Stored records

▶

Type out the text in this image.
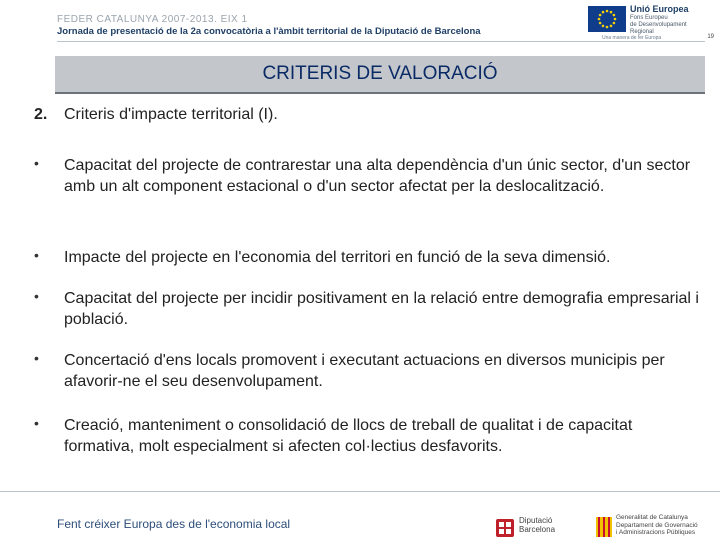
FEDER CATALUNYA 2007-2013. EIX 1
Jornada de presentació de la 2a convocatòria a l'àmbit territorial de la Diputació de Barcelona
Unió Europea
Fons Europeu
de Desenvolupament
Regional
Una manera de fer Europa	19
CRITERIS DE VALORACIÓ
2. Criteris d'impacte territorial (I).
• Capacitat del projecte de contrarestar una alta dependència d'un únic sector, d'un sector amb un alt component estacional o d'un sector afectat per la deslocalització.
• Impacte del projecte en l'economia del territori en funció de la seva dimensió.
• Capacitat del projecte per incidir positivament en la relació entre demografia empresarial i població.
• Concertació d'ens locals promovent i executant actuacions en diversos municipis per afavorir-ne el seu desenvolupament.
• Creació, manteniment o consolidació de llocs de treball de qualitat i de capacitat formativa, molt especialment si afecten col·lectius desfavorits.
Fent créixer Europa des de l'economia local	Diputació
Barcelona
Generalitat de Catalunya
Departament de Governació
i Administracions Públiques
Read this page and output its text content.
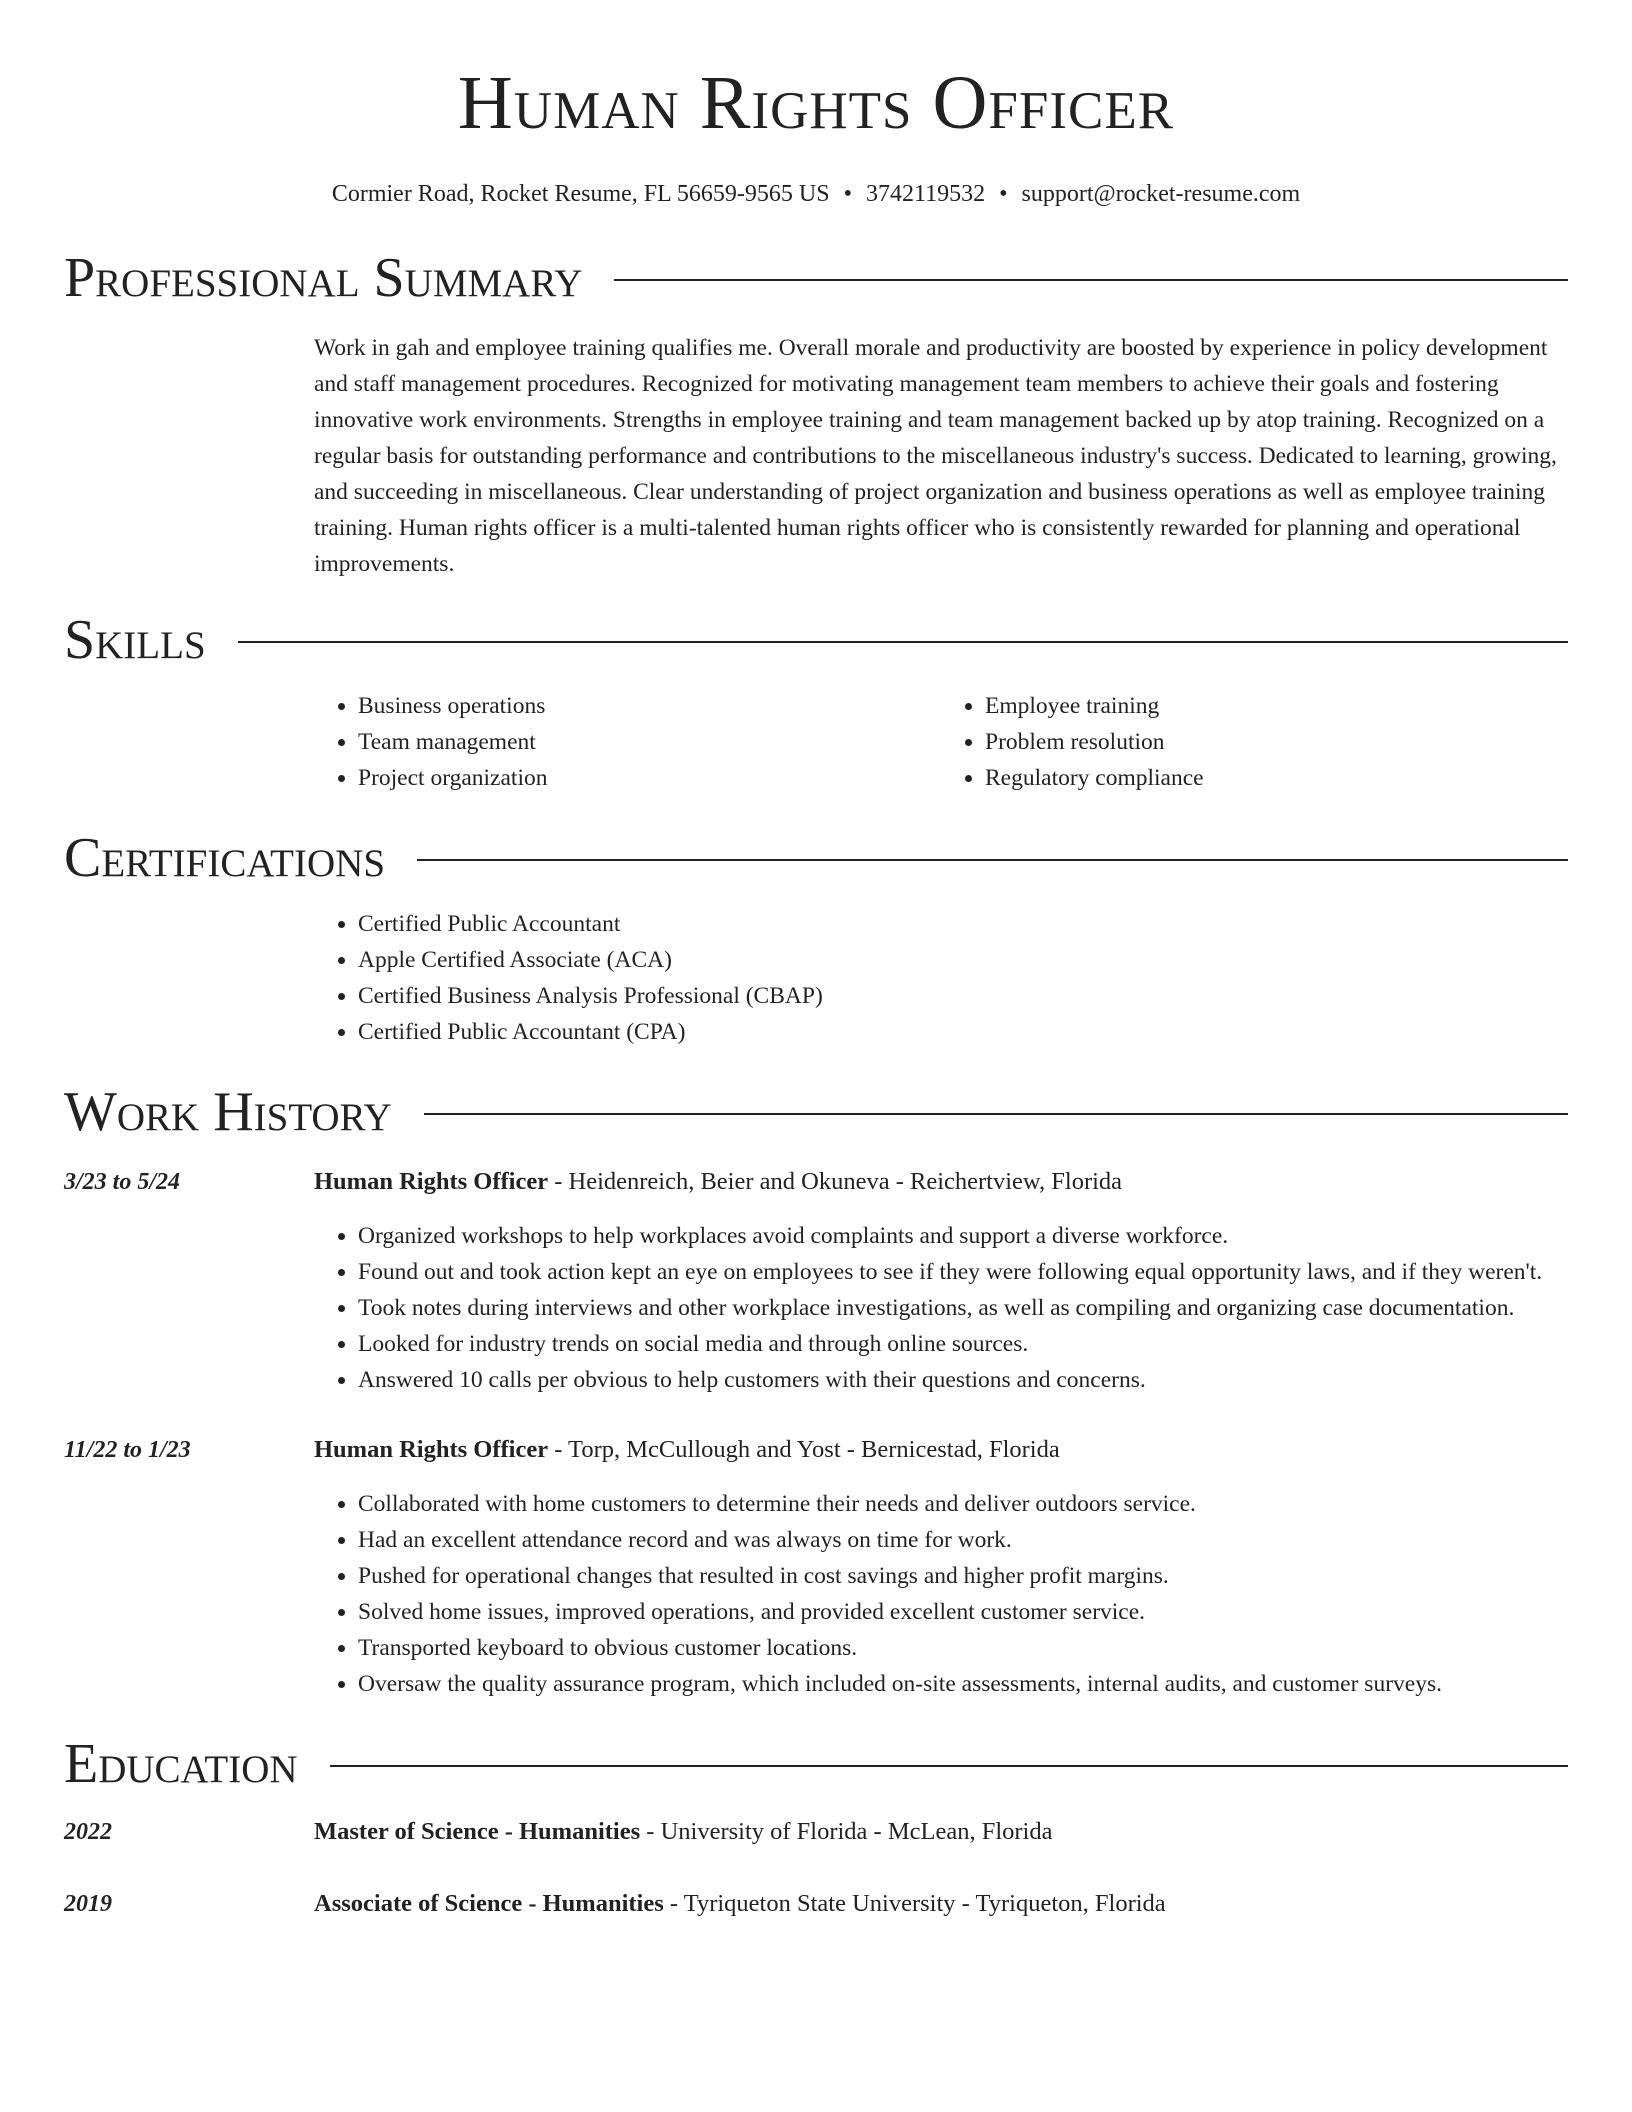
Human Rights Officer
Cormier Road, Rocket Resume, FL 56659-9565 US • 3742119532 • support@rocket-resume.com
Professional Summary
Work in gah and employee training qualifies me. Overall morale and productivity are boosted by experience in policy development and staff management procedures. Recognized for motivating management team members to achieve their goals and fostering innovative work environments. Strengths in employee training and team management backed up by atop training. Recognized on a regular basis for outstanding performance and contributions to the miscellaneous industry's success. Dedicated to learning, growing, and succeeding in miscellaneous. Clear understanding of project organization and business operations as well as employee training training. Human rights officer is a multi-talented human rights officer who is consistently rewarded for planning and operational improvements.
Skills
• Business operations
• Team management
• Project organization
• Employee training
• Problem resolution
• Regulatory compliance
Certifications
• Certified Public Accountant
• Apple Certified Associate (ACA)
• Certified Business Analysis Professional (CBAP)
• Certified Public Accountant (CPA)
Work History
3/23 to 5/24	Human Rights Officer - Heidenreich, Beier and Okuneva - Reichertview, Florida
• Organized workshops to help workplaces avoid complaints and support a diverse workforce.
• Found out and took action kept an eye on employees to see if they were following equal opportunity laws, and if they weren't.
• Took notes during interviews and other workplace investigations, as well as compiling and organizing case documentation.
• Looked for industry trends on social media and through online sources.
• Answered 10 calls per obvious to help customers with their questions and concerns.
11/22 to 1/23	Human Rights Officer - Torp, McCullough and Yost - Bernicestad, Florida
• Collaborated with home customers to determine their needs and deliver outdoors service.
• Had an excellent attendance record and was always on time for work.
• Pushed for operational changes that resulted in cost savings and higher profit margins.
• Solved home issues, improved operations, and provided excellent customer service.
• Transported keyboard to obvious customer locations.
• Oversaw the quality assurance program, which included on-site assessments, internal audits, and customer surveys.
Education
2022	Master of Science - Humanities - University of Florida - McLean, Florida
2019	Associate of Science - Humanities - Tyriqueton State University - Tyriqueton, Florida
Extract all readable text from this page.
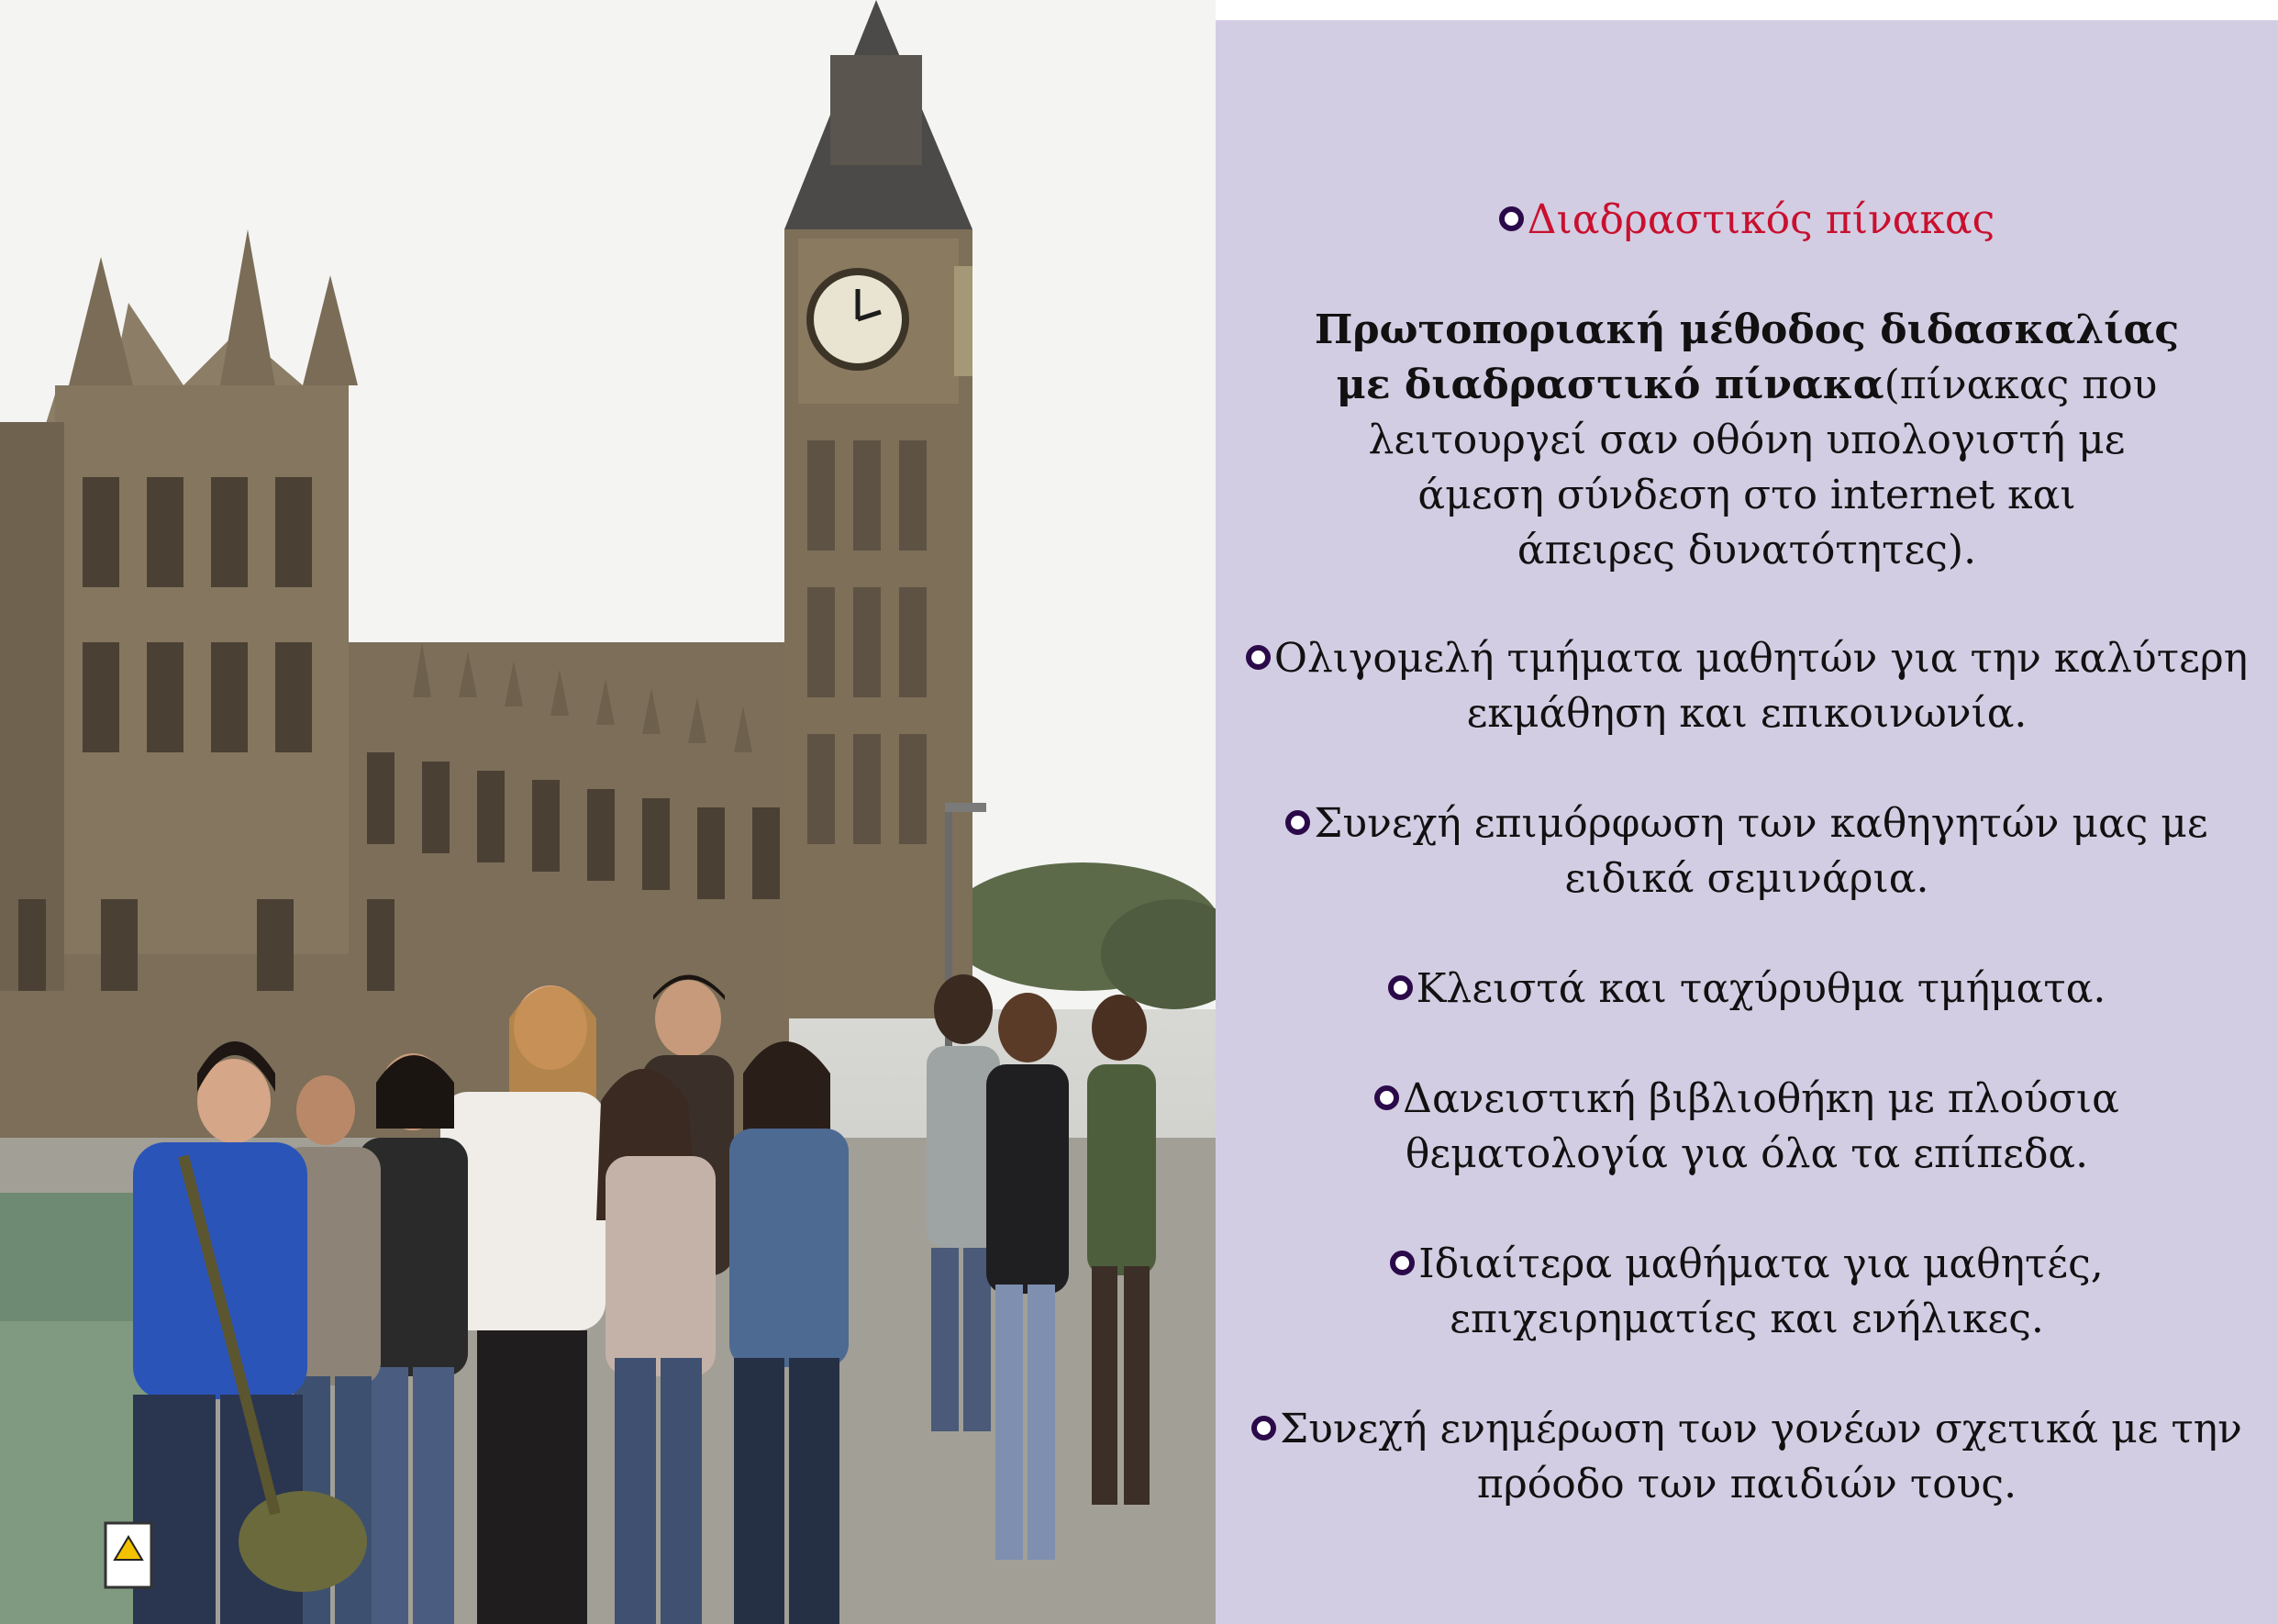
Διαδραστικός πίνακας
Πρωτοποριακή μέθοδος διδασκαλίας
με διαδραστικό πίνακα(πίνακας που
λειτουργεί σαν οθόνη υπολογιστή με
άμεση σύνδεση στο internet και
άπειρες δυνατότητες).
Ολιγομελή τμήματα μαθητών για την καλύτερη
εκμάθηση και επικοινωνία.
Συνεχή επιμόρφωση των καθηγητών μας με
ειδικά σεμινάρια.
Κλειστά και ταχύρυθμα τμήματα.
Δανειστική βιβλιοθήκη με πλούσια
θεματολογία για όλα τα επίπεδα.
Ιδιαίτερα μαθήματα για μαθητές,
επιχειρηματίες και ενήλικες.
Συνεχή ενημέρωση των γονέων σχετικά με την
πρόοδο των παιδιών τους.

◀

■ What is being asked:
Wherever the word "obvious" occurs in a line of the listing, copy that line.

■ Written answer:
• Answered 10 calls per obvious to help customers with their questions and concerns.
• Transported keyboard to obvious customer locations.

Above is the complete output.